Monday, June 14, 2010

In the beginning

Sometimes when telling a story the hardest part is deciding when the story begins. Since there is no perfect place to begin I have decided to start the darkest point in my life. I pick this place of shame because the point of this blog is to release shame and process my personal growth in the light. Something I would not want you to know about me is that I have struggled with depression for a very long time. I have been so depressed I was terrified of what I might do to myself. I have felt as if I lived at the bottom of a very dark well with no hope of escape. I am not sure how else to describe it.

I was 35 when I had my first nervous breakdown. Before that I never called it depression, but now that I have a name for it I know that my depression started well before that. I can remember long stretches of depression as early as 21 years old. Before 35 I just didn't talk about it. My depression in many ways was debilitating and I don't know how I made it through, but somehow I did. You see, despite my deep depression I worked, climbed the corporate ladder, got raises and promotions and no one around me knew. My wife knew I was depressed, but few others. My depression seemed to impact my ability to connect with others most of all. I was smart enough and worked hard enough to over come the illness at least in public. Few people could tell or more likely they didn't know me well enough to judge what I might have done if not for IT.

One day, on my commute to work, I parked my car to catch my morning train and found I couldn't get out of my car. No really, I couldn't get out of the car. You see, up till then I had always just pushed on through, put one foot in front of the other, survived. On this cloudy October day I couldn't push through. That was my first nervous breakdown. There were lots of tears, mostly from frustration that I couldn't just brush it under the rug and keep going.

Then I was introduced to the modern pharmaceutical industry. I tried a barrage of pills that allowed me to do just what I wanted, brush it under the rug, not think about it, and keep moving forward. It didn't last. The depression always came back. Then I was on to the next cocktail of pharmaceuticals. The depression began to create fatigue. My doctors tested me for chronic fatigue syndrome, and lots of other scary illnesses looking for a diagnosis. After growing tired of the conveyer belt of specialists, their ever-ready prescription pads and the medical side effects from their creative cocktails I eventually I switched to a naturopathic doctor.

Switching to a more natural vitamin regimen I began to feel better. I could keep moving forward. Oh, the naturopath was still experimenting on me but the side effects of two handfuls of vitamins were at worst a stomach ache. There was an improvement. The fatigue was still present, the depression just under the surface, but I felt better and I could continue working without having to think about why I was depressed.

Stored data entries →

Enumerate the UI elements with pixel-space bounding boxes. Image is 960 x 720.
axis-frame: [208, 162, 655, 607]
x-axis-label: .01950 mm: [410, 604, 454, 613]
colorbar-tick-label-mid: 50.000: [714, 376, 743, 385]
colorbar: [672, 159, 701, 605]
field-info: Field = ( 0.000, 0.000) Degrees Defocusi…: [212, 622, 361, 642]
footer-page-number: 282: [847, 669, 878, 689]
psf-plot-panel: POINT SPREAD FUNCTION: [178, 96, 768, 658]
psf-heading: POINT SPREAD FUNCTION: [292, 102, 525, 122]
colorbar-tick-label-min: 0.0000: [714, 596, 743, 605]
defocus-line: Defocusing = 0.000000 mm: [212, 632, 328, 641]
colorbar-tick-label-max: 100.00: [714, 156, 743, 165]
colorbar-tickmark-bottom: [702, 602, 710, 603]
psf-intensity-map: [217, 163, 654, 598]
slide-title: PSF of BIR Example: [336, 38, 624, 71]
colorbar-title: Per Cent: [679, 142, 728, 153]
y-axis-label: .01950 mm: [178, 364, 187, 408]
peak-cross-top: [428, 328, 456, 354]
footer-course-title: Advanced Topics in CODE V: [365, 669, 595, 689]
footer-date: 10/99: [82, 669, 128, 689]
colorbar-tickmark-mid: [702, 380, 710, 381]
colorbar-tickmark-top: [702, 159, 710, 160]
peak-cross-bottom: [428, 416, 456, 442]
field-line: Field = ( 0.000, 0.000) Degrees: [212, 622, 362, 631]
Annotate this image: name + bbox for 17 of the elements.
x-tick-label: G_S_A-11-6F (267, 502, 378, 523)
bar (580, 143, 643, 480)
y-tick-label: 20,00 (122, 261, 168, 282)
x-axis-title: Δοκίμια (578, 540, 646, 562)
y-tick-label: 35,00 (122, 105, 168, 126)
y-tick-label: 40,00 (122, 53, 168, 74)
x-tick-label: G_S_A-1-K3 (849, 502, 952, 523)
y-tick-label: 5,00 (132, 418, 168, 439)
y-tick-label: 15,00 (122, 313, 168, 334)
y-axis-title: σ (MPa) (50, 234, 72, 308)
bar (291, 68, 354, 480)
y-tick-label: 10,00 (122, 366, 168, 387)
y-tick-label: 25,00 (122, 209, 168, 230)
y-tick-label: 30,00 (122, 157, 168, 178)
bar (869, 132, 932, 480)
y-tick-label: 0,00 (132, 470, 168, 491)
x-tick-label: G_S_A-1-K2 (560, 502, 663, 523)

APPLY WHAT YOU READ →
#1 In the blog post on depression, list the things the writer says they grew tired of before switching to a naturopathic doctor.
#2 Update the blog post on depression from "One day, on" to "and keep going.", replacing "October" with "November".

ANSWERS PER TASK →
#1
- The conveyer belt of specialists
- Their ever-ready prescription pads
- The medical side effects from their creative cocktails

#2
One day, on my commute to work, I parked my car to catch my morning train and found I couldn't get out of my car. No really, I couldn't get out of the car. You see, up till then I had always just pushed on through, put one foot in front of the other, survived. On this cloudy November day I couldn't push through. That was my first nervous breakdown. There were lots of tears, mostly from frustration that I couldn't just brush it under the rug and keep going.